» What to work on
Collect the lines of the entries where "Core" shows up.

» Listed records
────────

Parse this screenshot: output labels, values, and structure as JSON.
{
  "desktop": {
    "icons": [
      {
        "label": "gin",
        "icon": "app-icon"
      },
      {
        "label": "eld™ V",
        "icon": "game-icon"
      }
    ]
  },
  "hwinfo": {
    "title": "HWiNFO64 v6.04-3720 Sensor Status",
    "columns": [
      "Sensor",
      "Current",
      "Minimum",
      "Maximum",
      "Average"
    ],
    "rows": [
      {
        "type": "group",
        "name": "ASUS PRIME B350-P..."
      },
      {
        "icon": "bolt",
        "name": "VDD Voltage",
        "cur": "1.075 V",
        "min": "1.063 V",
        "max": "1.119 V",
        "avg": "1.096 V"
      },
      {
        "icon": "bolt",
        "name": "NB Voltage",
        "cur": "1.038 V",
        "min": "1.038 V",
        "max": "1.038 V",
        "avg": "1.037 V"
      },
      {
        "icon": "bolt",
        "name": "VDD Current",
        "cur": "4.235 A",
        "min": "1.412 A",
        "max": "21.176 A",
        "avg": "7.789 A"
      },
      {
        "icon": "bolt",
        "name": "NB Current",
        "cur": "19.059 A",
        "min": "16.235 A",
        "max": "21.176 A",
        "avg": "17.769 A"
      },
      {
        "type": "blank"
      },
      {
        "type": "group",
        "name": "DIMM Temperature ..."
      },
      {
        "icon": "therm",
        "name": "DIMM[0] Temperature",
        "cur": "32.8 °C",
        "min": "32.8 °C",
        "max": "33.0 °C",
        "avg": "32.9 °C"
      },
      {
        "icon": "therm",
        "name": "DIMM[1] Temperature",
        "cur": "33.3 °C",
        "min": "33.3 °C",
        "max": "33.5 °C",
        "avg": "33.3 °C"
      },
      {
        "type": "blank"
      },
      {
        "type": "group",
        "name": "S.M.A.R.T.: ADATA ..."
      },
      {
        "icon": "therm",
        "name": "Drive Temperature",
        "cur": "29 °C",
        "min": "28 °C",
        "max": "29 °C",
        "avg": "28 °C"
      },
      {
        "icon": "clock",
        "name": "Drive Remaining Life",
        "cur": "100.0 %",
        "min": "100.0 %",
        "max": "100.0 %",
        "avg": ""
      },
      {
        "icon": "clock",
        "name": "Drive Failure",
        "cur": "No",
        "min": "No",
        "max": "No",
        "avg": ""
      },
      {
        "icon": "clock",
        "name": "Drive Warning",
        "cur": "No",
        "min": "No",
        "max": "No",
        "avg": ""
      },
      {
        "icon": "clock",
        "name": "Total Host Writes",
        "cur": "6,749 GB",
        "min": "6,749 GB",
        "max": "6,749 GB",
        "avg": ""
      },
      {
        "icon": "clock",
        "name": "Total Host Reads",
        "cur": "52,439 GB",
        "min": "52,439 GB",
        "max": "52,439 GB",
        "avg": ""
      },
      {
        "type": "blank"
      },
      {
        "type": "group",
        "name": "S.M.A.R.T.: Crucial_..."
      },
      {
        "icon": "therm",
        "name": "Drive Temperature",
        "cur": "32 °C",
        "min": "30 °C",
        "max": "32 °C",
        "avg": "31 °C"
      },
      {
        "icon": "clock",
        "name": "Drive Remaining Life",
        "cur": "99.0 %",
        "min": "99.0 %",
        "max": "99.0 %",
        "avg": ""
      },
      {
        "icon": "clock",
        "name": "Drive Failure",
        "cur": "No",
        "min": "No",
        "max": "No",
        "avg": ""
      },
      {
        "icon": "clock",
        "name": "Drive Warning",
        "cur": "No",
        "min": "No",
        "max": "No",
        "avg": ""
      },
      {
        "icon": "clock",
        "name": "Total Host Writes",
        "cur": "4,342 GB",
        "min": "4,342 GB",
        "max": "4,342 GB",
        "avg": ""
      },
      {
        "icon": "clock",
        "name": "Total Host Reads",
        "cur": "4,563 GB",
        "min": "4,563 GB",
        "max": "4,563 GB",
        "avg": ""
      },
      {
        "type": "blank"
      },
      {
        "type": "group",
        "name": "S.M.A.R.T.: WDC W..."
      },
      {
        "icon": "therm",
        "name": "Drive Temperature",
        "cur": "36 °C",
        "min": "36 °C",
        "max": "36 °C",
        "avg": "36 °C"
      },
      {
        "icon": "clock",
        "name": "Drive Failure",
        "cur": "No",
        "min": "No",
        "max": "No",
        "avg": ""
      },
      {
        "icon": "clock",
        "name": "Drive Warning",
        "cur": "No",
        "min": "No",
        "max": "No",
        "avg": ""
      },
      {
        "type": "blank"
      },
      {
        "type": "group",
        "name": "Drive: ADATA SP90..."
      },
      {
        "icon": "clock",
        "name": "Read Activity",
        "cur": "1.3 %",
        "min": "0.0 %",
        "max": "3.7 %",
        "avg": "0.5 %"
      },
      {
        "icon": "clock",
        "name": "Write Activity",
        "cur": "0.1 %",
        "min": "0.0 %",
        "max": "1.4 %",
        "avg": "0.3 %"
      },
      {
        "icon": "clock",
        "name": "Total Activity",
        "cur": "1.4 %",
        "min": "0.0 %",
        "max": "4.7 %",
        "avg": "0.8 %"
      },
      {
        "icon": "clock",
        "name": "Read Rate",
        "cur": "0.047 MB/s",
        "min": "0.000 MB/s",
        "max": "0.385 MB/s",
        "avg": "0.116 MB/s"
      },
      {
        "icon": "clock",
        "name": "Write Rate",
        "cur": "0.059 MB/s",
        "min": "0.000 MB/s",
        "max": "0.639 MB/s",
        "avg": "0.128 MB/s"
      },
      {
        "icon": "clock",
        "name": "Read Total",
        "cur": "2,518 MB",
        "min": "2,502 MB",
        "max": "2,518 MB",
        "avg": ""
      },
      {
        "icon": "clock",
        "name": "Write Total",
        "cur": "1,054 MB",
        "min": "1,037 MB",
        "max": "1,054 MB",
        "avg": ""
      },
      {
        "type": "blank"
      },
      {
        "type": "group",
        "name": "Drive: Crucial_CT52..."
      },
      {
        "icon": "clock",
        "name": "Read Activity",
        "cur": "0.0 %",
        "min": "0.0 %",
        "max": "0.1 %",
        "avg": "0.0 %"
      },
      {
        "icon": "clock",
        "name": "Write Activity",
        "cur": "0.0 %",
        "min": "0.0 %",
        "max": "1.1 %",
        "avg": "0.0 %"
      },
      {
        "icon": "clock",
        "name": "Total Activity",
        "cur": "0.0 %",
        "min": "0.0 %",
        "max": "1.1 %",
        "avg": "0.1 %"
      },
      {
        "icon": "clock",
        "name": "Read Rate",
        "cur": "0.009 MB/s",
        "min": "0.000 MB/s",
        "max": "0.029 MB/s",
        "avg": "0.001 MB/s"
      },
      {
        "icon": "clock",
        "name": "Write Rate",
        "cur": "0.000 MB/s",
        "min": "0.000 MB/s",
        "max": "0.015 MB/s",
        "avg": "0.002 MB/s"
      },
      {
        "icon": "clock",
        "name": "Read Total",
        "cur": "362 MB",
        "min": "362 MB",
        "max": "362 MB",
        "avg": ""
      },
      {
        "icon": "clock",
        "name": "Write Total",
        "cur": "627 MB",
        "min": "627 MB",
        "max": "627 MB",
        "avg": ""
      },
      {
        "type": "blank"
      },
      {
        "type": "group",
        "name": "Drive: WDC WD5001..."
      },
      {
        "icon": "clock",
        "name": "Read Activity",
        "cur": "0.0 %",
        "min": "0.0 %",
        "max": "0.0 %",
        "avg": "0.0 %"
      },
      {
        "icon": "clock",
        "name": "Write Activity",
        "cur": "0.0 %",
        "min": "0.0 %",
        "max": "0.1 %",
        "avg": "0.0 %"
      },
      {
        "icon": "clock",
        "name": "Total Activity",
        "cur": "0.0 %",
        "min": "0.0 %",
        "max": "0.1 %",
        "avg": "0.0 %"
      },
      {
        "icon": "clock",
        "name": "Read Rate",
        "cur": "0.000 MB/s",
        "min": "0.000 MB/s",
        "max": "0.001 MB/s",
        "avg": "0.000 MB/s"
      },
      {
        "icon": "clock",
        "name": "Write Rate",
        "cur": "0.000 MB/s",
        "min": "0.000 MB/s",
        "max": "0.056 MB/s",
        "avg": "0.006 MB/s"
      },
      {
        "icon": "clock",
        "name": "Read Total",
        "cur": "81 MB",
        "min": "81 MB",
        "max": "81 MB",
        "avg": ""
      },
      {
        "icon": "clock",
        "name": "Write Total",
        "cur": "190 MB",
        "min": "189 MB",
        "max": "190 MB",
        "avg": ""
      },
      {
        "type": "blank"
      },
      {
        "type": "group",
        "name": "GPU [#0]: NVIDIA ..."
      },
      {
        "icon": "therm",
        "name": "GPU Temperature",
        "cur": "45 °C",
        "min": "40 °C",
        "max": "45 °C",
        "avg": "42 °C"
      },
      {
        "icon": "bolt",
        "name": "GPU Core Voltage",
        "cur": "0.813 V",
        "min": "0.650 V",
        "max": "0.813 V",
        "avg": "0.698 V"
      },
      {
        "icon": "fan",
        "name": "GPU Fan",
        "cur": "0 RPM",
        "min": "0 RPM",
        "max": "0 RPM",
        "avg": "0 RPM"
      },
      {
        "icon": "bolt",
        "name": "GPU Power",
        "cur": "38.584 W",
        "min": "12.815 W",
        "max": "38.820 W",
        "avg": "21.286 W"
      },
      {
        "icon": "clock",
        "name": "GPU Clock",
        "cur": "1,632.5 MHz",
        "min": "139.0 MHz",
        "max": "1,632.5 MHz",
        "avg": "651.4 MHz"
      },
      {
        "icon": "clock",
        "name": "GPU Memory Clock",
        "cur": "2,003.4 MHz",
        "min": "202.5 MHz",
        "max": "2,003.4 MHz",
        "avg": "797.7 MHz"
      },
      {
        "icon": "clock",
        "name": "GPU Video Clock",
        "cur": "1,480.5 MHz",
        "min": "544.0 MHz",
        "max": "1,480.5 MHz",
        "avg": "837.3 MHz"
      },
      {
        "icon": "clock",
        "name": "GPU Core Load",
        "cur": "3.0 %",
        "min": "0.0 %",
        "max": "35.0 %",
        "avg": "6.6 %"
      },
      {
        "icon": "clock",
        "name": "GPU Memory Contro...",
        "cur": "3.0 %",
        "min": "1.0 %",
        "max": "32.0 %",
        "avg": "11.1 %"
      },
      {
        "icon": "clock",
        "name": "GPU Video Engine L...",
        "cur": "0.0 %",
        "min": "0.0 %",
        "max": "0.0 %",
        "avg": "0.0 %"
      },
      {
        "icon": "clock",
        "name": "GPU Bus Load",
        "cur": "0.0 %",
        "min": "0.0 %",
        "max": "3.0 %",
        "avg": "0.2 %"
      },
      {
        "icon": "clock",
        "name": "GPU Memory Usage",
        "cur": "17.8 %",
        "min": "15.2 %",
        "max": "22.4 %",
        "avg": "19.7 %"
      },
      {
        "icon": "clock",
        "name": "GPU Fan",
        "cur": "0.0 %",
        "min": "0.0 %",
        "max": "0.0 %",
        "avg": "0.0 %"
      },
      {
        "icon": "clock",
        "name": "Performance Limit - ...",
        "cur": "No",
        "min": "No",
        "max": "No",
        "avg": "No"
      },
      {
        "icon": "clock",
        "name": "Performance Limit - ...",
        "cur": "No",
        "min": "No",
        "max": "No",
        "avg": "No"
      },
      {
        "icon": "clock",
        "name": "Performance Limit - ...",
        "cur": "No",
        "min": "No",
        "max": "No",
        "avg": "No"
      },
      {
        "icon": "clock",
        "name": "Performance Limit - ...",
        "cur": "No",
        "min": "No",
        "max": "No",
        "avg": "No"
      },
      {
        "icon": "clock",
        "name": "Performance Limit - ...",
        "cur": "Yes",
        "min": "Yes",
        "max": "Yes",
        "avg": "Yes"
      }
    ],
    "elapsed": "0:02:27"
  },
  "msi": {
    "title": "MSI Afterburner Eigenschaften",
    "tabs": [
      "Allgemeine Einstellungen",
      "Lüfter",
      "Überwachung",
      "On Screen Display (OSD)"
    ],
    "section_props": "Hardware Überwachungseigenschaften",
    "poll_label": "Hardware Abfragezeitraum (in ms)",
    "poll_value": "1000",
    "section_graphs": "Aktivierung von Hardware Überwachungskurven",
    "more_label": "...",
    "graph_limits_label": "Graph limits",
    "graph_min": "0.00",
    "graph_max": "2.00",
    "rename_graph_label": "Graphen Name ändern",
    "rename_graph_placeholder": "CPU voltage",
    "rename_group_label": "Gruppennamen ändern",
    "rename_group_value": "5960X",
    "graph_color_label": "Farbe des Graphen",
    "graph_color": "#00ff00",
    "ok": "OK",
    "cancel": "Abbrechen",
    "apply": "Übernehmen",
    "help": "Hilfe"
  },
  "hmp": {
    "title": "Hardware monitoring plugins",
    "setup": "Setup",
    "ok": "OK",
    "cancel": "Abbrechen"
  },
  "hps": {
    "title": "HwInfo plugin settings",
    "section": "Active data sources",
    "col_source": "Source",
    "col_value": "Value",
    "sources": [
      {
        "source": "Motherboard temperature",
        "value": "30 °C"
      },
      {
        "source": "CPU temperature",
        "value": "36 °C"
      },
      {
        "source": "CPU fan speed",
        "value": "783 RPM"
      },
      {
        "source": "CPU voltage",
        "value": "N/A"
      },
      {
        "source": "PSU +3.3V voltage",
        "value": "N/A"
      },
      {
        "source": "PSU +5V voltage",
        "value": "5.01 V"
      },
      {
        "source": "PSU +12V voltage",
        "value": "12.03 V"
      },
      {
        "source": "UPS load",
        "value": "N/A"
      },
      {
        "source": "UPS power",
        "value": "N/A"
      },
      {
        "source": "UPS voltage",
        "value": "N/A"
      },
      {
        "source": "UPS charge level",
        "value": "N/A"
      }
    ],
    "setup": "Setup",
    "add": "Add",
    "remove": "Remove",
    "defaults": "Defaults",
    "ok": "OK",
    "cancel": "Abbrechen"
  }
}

────────

» The result
        "name": "GPU Core Voltage",
        "name": "GPU Core Load",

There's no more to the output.